● **STATED PROBLEM**: In the copy, include every entry exactly but none of the images.
━━━━
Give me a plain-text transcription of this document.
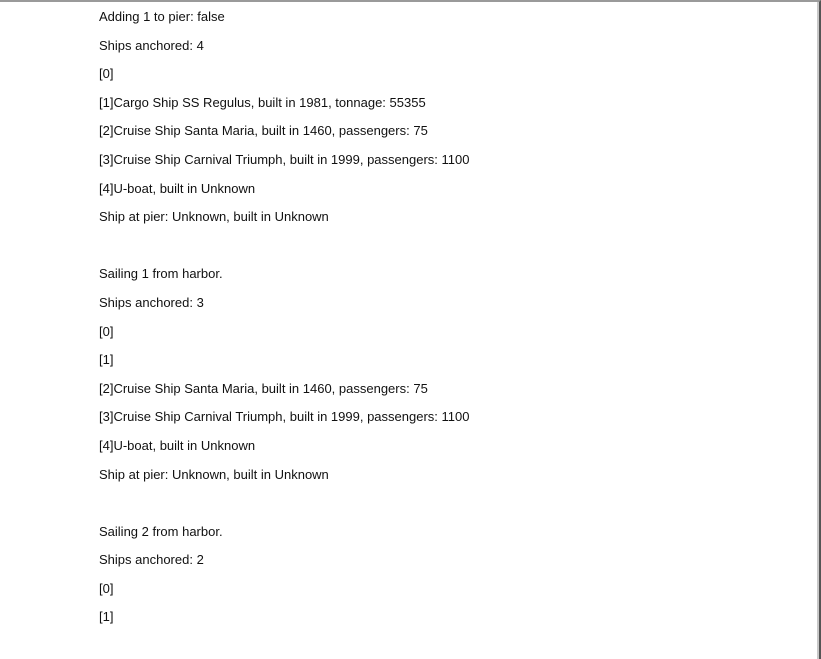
Adding 1 to pier: false
Ships anchored: 4
[0]
[1]Cargo Ship SS Regulus, built in 1981, tonnage: 55355
[2]Cruise Ship Santa Maria, built in 1460, passengers: 75
[3]Cruise Ship Carnival Triumph, built in 1999, passengers: 1100
[4]U-boat, built in Unknown
Ship at pier: Unknown, built in Unknown
Sailing 1 from harbor.
Ships anchored: 3
[0]
[1]
[2]Cruise Ship Santa Maria, built in 1460, passengers: 75
[3]Cruise Ship Carnival Triumph, built in 1999, passengers: 1100
[4]U-boat, built in Unknown
Ship at pier: Unknown, built in Unknown
Sailing 2 from harbor.
Ships anchored: 2
[0]
[1]
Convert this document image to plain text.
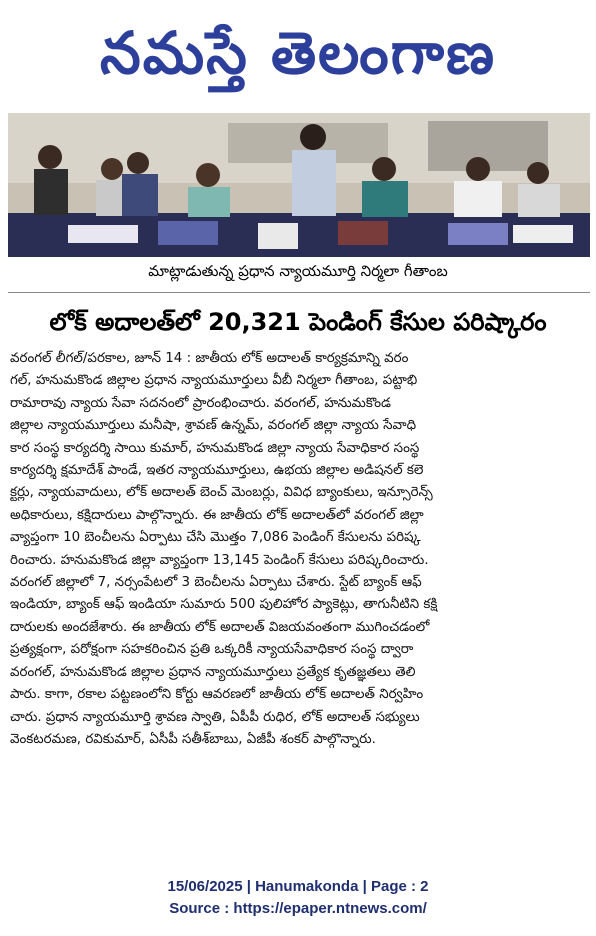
నమస్తే తెలంగాణ
మాట్లాడుతున్న ప్రధాన న్యాయమూర్తి నిర్మలా గీతాంబ
లోక్ అదాలత్‌లో 20,321 పెండింగ్ కేసుల పరిష్కారం
వరంగల్ లీగల్/పరకాల, జూన్ 14 : జాతీయ లోక్ అదాలత్ కార్యక్రమాన్ని వరం
గల్, హనుమకొండ జిల్లాల ప్రధాన న్యాయమూర్తులు వీబీ నిర్మలా గీతాంబ, పట్టాభి
రామారావు న్యాయ సేవా సదనంలో ప్రారంభించారు. వరంగల్, హనుమకొండ
జిల్లాల న్యాయమూర్తులు మనీషా, శ్రావణ్ ఉన్నమ్, వరంగల్ జిల్లా న్యాయ సేవాధి
కార సంస్థ కార్యదర్శి సాయి కుమార్, హనుమకొండ జిల్లా న్యాయ సేవాధికార సంస్థ
కార్యదర్శి క్షమాదేశ్ పాండే, ఇతర న్యాయమూర్తులు, ఉభయ జిల్లాల అడిషనల్ కలె
క్టర్లు, న్యాయవాదులు, లోక్ అదాలత్ బెంచ్ మెంబర్లు, వివిధ బ్యాంకులు, ఇన్సూరెన్స్
అధికారులు, కక్షిదారులు పాల్గొన్నారు. ఈ జాతీయ లోక్ అదాలత్‌లో వరంగల్ జిల్లా
వ్యాప్తంగా 10 బెంచీలను ఏర్పాటు చేసి మొత్తం 7,086 పెండింగ్ కేసులను పరిష్క
రించారు. హనుమకొండ జిల్లా వ్యాప్తంగా 13,145 పెండింగ్ కేసులు పరిష్కరించారు.
వరంగల్ జిల్లాలో 7, నర్సంపేటలో 3 బెంచీలను ఏర్పాటు చేశారు. స్టేట్ బ్యాంక్ ఆఫ్
ఇండియా, బ్యాంక్ ఆఫ్ ఇండియా సుమారు 500 పులిహోర ప్యాకెట్లు, తాగునీటిని కక్షి
దారులకు అందజేశారు. ఈ జాతీయ లోక్ అదాలత్ విజయవంతంగా ముగించడంలో
ప్రత్యక్షంగా, పరోక్షంగా సహకరించిన ప్రతి ఒక్కరికీ న్యాయసేవాధికార సంస్థ ద్వారా
వరంగల్, హనుమకొండ జిల్లాల ప్రధాన న్యాయమూర్తులు ప్రత్యేక కృతజ్ఞతలు తెలి
పారు. కాగా, రకాల పట్టణంలోని కోర్టు ఆవరణలో జాతీయ లోక్ అదాలత్ నిర్వహిం
చారు. ప్రధాన న్యాయమూర్తి శ్రావణ స్వాతి, ఏపీపీ రుధిర, లోక్ అదాలత్ సభ్యులు
వెంకటరమణ, రవికుమార్, ఏసీపీ సతీశ్‌బాబు, ఏజీపీ శంకర్ పాల్గొన్నారు.
15/06/2025 | Hanumakonda | Page : 2
Source : https://epaper.ntnews.com/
━━━━
● **SOLUTION**:
Give me a plain-text transcription of this document.
Adding 1 to pier: false
Ships anchored: 4
[0]
[1]Cargo Ship SS Regulus, built in 1981, tonnage: 55355
[2]Cruise Ship Santa Maria, built in 1460, passengers: 75
[3]Cruise Ship Carnival Triumph, built in 1999, passengers: 1100
[4]U-boat, built in Unknown
Ship at pier: Unknown, built in Unknown
Sailing 1 from harbor.
Ships anchored: 3
[0]
[1]
[2]Cruise Ship Santa Maria, built in 1460, passengers: 75
[3]Cruise Ship Carnival Triumph, built in 1999, passengers: 1100
[4]U-boat, built in Unknown
Ship at pier: Unknown, built in Unknown
Sailing 2 from harbor.
Ships anchored: 2
[0]
[1]
Convert this document image to plain text.
నమస్తే తెలంగాణ
మాట్లాడుతున్న ప్రధాన న్యాయమూర్తి నిర్మలా గీతాంబ
లోక్ అదాలత్‌లో 20,321 పెండింగ్ కేసుల పరిష్కారం
వరంగల్ లీగల్/పరకాల, జూన్ 14 : జాతీయ లోక్ అదాలత్ కార్యక్రమాన్ని వరం
గల్, హనుమకొండ జిల్లాల ప్రధాన న్యాయమూర్తులు వీబీ నిర్మలా గీతాంబ, పట్టాభి
రామారావు న్యాయ సేవా సదనంలో ప్రారంభించారు. వరంగల్, హనుమకొండ
జిల్లాల న్యాయమూర్తులు మనీషా, శ్రావణ్ ఉన్నమ్, వరంగల్ జిల్లా న్యాయ సేవాధి
కార సంస్థ కార్యదర్శి సాయి కుమార్, హనుమకొండ జిల్లా న్యాయ సేవాధికార సంస్థ
కార్యదర్శి క్షమాదేశ్ పాండే, ఇతర న్యాయమూర్తులు, ఉభయ జిల్లాల అడిషనల్ కలె
క్టర్లు, న్యాయవాదులు, లోక్ అదాలత్ బెంచ్ మెంబర్లు, వివిధ బ్యాంకులు, ఇన్సూరెన్స్
అధికారులు, కక్షిదారులు పాల్గొన్నారు. ఈ జాతీయ లోక్ అదాలత్‌లో వరంగల్ జిల్లా
వ్యాప్తంగా 10 బెంచీలను ఏర్పాటు చేసి మొత్తం 7,086 పెండింగ్ కేసులను పరిష్క
రించారు. హనుమకొండ జిల్లా వ్యాప్తంగా 13,145 పెండింగ్ కేసులు పరిష్కరించారు.
వరంగల్ జిల్లాలో 7, నర్సంపేటలో 3 బెంచీలను ఏర్పాటు చేశారు. స్టేట్ బ్యాంక్ ఆఫ్
ఇండియా, బ్యాంక్ ఆఫ్ ఇండియా సుమారు 500 పులిహోర ప్యాకెట్లు, తాగునీటిని కక్షి
దారులకు అందజేశారు. ఈ జాతీయ లోక్ అదాలత్ విజయవంతంగా ముగించడంలో
ప్రత్యక్షంగా, పరోక్షంగా సహకరించిన ప్రతి ఒక్కరికీ న్యాయసేవాధికార సంస్థ ద్వారా
వరంగల్, హనుమకొండ జిల్లాల ప్రధాన న్యాయమూర్తులు ప్రత్యేక కృతజ్ఞతలు తెలి
పారు. కాగా, రకాల పట్టణంలోని కోర్టు ఆవరణలో జాతీయ లోక్ అదాలత్ నిర్వహిం
చారు. ప్రధాన న్యాయమూర్తి శ్రావణ స్వాతి, ఏపీపీ రుధిర, లోక్ అదాలత్ సభ్యులు
వెంకటరమణ, రవికుమార్, ఏసీపీ సతీశ్‌బాబు, ఏజీపీ శంకర్ పాల్గొన్నారు.
15/06/2025 | Hanumakonda | Page : 2
Source : https://epaper.ntnews.com/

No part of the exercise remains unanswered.